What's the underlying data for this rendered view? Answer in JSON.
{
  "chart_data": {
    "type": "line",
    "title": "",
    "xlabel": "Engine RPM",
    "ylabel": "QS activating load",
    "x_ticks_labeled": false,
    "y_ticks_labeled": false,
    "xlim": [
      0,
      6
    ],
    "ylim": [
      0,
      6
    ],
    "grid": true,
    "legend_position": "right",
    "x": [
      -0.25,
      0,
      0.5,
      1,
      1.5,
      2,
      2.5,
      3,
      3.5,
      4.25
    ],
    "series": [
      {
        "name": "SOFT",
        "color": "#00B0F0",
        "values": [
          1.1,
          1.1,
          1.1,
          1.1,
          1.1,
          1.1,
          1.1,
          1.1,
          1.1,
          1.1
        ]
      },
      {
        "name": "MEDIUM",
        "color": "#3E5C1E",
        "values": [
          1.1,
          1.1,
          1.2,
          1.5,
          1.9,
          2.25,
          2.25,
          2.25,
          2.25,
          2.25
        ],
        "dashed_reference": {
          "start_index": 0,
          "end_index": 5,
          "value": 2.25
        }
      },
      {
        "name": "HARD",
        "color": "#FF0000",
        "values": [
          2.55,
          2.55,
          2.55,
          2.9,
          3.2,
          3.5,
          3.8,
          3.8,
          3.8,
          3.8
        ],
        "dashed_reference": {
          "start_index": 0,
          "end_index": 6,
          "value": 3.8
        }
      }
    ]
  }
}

WHAT YOU WILL DO
Output the listing above exactly as it appears.

RESULT
What's the underlying data for this rendered view? Answer in JSON.
{
  "chart_data": {
    "type": "line",
    "title": "",
    "xlabel": "Engine RPM",
    "ylabel": "QS activating load",
    "x_ticks_labeled": false,
    "y_ticks_labeled": false,
    "xlim": [
      0,
      6
    ],
    "ylim": [
      0,
      6
    ],
    "grid": true,
    "legend_position": "right",
    "x": [
      -0.25,
      0,
      0.5,
      1,
      1.5,
      2,
      2.5,
      3,
      3.5,
      4.25
    ],
    "series": [
      {
        "name": "SOFT",
        "color": "#00B0F0",
        "values": [
          1.1,
          1.1,
          1.1,
          1.1,
          1.1,
          1.1,
          1.1,
          1.1,
          1.1,
          1.1
        ]
      },
      {
        "name": "MEDIUM",
        "color": "#3E5C1E",
        "values": [
          1.1,
          1.1,
          1.2,
          1.5,
          1.9,
          2.25,
          2.25,
          2.25,
          2.25,
          2.25
        ],
        "dashed_reference": {
          "start_index": 0,
          "end_index": 5,
          "value": 2.25
        }
      },
      {
        "name": "HARD",
        "color": "#FF0000",
        "values": [
          2.55,
          2.55,
          2.55,
          2.9,
          3.2,
          3.5,
          3.8,
          3.8,
          3.8,
          3.8
        ],
        "dashed_reference": {
          "start_index": 0,
          "end_index": 6,
          "value": 3.8
        }
      }
    ]
  }
}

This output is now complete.